• _PROBLEM_
Can you give back the material from its first line through the line containing "day-cell[interactable] bbox=[514, 284, 762, 454]", with "day-number" swapped for "date-number" and everything else left unchanged?

-- Begin EXERCISE MATERIALS --

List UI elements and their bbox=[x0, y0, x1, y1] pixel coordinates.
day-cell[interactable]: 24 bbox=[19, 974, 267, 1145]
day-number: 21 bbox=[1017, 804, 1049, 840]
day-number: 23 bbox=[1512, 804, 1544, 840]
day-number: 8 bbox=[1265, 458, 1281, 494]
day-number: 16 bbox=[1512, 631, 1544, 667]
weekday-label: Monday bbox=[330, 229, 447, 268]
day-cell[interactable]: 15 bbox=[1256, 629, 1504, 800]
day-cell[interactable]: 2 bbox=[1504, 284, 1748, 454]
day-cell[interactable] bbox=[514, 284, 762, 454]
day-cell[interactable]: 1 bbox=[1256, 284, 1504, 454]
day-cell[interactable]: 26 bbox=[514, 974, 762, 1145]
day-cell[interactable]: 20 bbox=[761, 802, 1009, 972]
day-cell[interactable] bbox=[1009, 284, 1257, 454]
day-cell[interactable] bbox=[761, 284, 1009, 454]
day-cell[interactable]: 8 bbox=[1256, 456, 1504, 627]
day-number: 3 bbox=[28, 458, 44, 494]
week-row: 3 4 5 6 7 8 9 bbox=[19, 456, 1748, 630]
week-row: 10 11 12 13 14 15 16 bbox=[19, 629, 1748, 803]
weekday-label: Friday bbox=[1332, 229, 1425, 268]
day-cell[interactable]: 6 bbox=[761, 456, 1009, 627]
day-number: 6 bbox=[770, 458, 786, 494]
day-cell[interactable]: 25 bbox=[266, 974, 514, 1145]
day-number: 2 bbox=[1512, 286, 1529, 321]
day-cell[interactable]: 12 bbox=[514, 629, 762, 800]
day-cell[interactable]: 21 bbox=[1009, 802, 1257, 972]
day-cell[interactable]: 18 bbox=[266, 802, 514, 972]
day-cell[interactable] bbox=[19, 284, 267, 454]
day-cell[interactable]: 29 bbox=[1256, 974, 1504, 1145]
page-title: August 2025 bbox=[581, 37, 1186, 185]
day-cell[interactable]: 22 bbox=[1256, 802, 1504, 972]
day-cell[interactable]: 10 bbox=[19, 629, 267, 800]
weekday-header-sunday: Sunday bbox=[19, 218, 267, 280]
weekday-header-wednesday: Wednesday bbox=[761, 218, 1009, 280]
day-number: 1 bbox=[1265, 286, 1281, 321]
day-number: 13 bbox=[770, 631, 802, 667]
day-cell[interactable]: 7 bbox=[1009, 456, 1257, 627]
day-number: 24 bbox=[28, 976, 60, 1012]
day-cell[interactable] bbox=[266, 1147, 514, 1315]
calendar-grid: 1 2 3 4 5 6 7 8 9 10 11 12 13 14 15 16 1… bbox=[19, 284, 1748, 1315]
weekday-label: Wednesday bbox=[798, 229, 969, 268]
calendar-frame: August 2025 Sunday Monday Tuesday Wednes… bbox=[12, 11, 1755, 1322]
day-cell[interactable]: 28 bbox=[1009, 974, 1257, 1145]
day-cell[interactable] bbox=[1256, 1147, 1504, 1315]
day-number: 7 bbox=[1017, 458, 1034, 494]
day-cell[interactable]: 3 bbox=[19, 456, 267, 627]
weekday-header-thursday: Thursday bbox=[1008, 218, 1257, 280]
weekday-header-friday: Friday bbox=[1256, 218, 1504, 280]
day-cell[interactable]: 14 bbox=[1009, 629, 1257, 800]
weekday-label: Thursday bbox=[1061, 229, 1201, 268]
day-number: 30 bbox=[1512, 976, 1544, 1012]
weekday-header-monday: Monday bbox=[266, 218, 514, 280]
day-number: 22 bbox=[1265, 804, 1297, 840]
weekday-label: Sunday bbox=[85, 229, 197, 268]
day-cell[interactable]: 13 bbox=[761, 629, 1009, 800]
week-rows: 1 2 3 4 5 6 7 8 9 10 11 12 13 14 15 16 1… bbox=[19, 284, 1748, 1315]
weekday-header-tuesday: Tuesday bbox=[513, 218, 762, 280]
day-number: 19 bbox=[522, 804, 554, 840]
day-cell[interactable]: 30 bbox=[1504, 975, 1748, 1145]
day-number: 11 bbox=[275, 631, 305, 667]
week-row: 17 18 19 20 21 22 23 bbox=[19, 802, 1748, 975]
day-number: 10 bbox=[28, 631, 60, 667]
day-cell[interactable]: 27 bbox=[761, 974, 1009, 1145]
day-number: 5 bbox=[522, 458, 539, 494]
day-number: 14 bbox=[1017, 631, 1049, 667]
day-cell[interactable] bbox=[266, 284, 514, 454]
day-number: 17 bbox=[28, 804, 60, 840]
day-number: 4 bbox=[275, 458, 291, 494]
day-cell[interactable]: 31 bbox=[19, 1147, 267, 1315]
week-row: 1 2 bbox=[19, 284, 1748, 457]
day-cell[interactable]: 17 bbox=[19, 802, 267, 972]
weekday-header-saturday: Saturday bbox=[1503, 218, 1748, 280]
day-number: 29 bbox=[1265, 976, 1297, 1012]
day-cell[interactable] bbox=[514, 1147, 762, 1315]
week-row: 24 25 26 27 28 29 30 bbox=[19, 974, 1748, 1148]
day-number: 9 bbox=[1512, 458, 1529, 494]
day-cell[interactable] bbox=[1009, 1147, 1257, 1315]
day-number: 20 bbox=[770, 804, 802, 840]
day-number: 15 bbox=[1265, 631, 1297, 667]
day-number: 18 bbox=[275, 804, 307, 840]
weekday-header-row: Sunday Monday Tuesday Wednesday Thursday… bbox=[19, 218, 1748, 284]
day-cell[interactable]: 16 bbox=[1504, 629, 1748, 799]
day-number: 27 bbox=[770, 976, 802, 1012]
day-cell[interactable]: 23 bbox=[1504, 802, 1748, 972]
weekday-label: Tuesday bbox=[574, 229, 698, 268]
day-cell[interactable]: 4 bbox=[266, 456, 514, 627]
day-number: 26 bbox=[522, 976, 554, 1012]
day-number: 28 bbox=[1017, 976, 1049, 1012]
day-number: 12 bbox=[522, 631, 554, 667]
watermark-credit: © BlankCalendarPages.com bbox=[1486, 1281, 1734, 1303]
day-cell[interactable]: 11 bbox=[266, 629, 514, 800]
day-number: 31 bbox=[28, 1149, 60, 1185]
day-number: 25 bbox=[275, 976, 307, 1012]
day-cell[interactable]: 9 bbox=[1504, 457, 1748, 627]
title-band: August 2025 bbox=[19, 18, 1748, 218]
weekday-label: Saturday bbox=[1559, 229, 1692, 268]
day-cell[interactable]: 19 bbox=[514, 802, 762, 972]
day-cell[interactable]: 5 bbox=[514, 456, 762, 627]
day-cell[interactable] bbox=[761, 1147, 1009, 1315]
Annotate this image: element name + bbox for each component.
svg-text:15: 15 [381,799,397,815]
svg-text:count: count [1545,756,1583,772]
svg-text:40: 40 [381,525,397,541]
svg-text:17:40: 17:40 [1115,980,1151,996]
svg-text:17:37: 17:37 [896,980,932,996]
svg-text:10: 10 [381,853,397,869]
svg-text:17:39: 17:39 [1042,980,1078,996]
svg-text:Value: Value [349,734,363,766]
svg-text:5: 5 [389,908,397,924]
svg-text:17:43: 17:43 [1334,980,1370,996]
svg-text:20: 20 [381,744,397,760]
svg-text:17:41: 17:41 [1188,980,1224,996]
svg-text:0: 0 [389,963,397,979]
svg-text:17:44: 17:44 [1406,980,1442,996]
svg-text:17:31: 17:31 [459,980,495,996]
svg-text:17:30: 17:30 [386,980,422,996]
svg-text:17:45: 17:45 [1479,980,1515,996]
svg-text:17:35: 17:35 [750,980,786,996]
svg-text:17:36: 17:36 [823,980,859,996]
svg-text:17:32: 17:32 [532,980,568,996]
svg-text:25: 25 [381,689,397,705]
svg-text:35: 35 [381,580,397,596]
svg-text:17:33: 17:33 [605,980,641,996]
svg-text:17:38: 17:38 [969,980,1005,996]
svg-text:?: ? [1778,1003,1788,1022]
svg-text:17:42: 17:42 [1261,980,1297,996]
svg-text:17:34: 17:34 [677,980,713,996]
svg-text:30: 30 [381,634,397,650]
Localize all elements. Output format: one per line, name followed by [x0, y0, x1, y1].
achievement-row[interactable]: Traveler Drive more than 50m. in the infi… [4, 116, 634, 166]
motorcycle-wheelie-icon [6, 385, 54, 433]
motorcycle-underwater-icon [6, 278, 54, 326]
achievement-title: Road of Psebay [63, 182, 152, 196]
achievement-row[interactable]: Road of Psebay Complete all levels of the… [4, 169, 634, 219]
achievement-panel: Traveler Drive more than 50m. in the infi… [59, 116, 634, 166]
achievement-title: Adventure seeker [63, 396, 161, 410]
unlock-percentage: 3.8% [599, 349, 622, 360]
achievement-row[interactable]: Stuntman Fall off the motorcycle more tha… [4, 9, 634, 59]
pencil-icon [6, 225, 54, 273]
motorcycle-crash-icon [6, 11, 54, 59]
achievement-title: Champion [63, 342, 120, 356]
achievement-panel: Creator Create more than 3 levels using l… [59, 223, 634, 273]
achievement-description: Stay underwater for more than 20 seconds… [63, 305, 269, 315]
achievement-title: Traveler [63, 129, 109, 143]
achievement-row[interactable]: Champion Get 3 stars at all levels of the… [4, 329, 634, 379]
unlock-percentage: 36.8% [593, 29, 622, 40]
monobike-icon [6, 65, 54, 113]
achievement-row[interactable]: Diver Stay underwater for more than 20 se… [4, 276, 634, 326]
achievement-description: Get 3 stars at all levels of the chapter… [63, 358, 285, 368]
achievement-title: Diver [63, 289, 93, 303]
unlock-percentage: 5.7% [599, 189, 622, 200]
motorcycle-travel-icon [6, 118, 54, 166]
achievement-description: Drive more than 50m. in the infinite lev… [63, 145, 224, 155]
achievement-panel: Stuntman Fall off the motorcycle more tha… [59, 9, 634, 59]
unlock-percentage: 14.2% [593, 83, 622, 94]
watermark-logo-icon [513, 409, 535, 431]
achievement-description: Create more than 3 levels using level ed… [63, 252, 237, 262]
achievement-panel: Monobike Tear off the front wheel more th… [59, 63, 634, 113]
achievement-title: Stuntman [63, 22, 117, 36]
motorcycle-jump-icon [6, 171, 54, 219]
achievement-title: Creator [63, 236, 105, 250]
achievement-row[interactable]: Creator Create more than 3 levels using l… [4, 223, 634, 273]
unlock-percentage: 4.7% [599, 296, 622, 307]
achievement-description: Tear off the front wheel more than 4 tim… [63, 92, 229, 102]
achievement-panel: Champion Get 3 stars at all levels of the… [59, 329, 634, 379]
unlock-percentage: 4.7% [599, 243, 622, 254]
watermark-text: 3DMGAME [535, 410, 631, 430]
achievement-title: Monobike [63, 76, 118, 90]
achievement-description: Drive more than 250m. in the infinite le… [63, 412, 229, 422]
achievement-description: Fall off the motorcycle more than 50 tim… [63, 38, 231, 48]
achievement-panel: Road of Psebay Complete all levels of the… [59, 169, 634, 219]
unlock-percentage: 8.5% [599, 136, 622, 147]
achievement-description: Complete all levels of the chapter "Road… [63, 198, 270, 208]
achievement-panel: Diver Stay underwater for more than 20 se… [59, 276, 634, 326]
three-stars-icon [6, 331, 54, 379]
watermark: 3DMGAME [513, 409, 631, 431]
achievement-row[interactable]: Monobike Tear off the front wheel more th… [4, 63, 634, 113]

-- End EXERCISE MATERIALS --

• _OUTPUT OF THE TASK_
List UI elements and their bbox=[x0, y0, x1, y1] pixel coordinates.
day-cell[interactable]: 24 bbox=[19, 974, 267, 1145]
date-number: 21 bbox=[1017, 804, 1049, 840]
date-number: 23 bbox=[1512, 804, 1544, 840]
date-number: 8 bbox=[1265, 458, 1281, 494]
date-number: 16 bbox=[1512, 631, 1544, 667]
weekday-label: Monday bbox=[330, 229, 447, 268]
day-cell[interactable]: 15 bbox=[1256, 629, 1504, 800]
day-cell[interactable]: 2 bbox=[1504, 284, 1748, 454]
day-cell[interactable] bbox=[514, 284, 762, 454]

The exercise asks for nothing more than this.